**EXERCISE**
Using the material below, copy every line where "Graphic" appears.

**RECORDS TO PROCESS**
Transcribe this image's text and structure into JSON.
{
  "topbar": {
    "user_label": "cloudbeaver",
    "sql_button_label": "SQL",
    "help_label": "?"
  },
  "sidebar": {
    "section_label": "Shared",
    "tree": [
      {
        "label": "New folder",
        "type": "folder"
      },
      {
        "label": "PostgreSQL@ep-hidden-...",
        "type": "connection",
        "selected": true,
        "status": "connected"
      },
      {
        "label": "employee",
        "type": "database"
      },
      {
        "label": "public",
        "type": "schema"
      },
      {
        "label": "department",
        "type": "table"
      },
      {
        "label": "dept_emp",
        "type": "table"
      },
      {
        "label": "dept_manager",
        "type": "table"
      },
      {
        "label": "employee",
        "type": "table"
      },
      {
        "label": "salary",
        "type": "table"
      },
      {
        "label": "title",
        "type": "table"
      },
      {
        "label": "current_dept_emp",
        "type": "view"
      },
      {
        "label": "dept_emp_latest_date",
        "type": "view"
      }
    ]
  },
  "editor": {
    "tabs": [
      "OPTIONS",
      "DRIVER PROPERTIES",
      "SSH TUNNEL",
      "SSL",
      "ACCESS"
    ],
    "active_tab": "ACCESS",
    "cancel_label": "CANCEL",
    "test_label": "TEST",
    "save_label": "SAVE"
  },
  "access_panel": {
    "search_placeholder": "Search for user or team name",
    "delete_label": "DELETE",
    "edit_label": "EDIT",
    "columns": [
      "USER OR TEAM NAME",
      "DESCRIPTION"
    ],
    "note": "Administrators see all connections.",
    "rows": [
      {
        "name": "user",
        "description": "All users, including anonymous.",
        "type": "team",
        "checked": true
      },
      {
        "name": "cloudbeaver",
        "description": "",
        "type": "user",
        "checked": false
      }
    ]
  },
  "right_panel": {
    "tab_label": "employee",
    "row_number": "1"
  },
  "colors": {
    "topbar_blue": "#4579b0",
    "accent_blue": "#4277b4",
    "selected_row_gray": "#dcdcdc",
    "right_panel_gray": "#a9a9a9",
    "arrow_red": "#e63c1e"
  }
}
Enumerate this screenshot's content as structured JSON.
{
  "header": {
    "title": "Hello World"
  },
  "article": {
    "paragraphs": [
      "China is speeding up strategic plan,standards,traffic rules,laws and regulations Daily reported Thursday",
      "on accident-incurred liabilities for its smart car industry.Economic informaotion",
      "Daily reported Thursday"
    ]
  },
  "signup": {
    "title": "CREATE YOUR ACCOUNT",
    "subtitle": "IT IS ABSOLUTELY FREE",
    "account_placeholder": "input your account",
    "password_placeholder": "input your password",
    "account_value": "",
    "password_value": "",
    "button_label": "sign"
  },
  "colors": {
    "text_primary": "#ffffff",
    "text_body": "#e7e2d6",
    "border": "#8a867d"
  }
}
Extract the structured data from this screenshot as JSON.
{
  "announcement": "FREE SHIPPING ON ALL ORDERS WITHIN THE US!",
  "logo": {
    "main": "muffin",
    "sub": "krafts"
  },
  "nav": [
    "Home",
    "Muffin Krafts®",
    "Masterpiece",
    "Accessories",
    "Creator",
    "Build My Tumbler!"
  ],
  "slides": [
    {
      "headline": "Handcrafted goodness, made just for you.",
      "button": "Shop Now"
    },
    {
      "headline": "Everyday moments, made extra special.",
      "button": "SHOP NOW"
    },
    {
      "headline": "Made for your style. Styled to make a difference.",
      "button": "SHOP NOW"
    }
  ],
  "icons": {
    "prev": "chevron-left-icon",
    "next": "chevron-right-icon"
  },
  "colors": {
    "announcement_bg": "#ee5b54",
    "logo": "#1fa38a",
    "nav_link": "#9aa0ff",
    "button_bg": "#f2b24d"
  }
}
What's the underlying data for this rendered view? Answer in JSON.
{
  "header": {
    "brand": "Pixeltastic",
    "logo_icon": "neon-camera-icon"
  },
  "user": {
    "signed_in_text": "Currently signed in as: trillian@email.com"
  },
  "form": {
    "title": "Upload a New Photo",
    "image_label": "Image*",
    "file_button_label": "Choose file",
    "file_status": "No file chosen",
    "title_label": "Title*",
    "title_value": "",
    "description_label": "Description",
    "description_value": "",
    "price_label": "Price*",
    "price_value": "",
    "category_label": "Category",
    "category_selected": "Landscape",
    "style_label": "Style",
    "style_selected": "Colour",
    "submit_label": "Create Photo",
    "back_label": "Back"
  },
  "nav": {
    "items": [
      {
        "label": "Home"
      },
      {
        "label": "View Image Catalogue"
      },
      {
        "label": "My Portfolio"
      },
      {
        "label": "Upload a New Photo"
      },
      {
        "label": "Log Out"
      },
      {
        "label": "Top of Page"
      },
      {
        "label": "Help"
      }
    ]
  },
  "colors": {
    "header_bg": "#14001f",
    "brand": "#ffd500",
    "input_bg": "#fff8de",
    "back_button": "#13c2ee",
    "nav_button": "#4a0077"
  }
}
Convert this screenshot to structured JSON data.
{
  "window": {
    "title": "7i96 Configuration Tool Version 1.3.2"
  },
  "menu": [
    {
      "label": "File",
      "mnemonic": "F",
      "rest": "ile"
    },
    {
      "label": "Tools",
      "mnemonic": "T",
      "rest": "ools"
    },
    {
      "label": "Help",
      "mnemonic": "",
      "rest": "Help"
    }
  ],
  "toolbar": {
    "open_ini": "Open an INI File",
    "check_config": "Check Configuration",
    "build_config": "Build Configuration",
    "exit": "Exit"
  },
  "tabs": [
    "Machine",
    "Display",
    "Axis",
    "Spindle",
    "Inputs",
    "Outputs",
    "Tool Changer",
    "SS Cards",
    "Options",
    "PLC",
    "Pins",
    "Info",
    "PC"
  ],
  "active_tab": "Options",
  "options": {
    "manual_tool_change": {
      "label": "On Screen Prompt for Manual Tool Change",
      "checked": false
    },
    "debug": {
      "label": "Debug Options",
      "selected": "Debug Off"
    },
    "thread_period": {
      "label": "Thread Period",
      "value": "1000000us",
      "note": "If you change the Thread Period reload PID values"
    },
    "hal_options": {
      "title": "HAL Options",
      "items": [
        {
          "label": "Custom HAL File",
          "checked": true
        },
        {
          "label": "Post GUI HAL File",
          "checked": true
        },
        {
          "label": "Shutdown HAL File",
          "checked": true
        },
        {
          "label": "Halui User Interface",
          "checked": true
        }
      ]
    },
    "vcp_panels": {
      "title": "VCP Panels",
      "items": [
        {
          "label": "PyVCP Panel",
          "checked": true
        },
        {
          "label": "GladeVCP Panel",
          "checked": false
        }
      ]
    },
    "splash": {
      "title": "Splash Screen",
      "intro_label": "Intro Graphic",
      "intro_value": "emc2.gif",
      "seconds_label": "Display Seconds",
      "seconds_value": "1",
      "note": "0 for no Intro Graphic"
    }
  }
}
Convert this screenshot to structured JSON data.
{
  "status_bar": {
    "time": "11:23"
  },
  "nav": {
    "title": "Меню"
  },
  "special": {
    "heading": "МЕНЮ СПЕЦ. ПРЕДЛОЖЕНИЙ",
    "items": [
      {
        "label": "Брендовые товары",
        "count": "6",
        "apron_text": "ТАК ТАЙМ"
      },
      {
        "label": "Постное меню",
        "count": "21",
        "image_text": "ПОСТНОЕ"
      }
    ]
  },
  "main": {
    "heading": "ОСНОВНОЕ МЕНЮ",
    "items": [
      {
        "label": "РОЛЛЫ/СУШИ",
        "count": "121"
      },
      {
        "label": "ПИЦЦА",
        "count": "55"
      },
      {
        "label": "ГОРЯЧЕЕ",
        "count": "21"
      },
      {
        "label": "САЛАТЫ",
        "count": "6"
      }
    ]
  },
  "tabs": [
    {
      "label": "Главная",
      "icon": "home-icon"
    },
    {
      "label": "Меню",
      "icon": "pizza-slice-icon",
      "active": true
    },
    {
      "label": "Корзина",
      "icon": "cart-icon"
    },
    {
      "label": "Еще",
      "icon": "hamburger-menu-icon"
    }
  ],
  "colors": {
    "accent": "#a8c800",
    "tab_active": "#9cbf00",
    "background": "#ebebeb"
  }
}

**COMPLETED EXERCISE**
      "intro_label": "Intro Graphic",
      "note": "0 for no Intro Graphic"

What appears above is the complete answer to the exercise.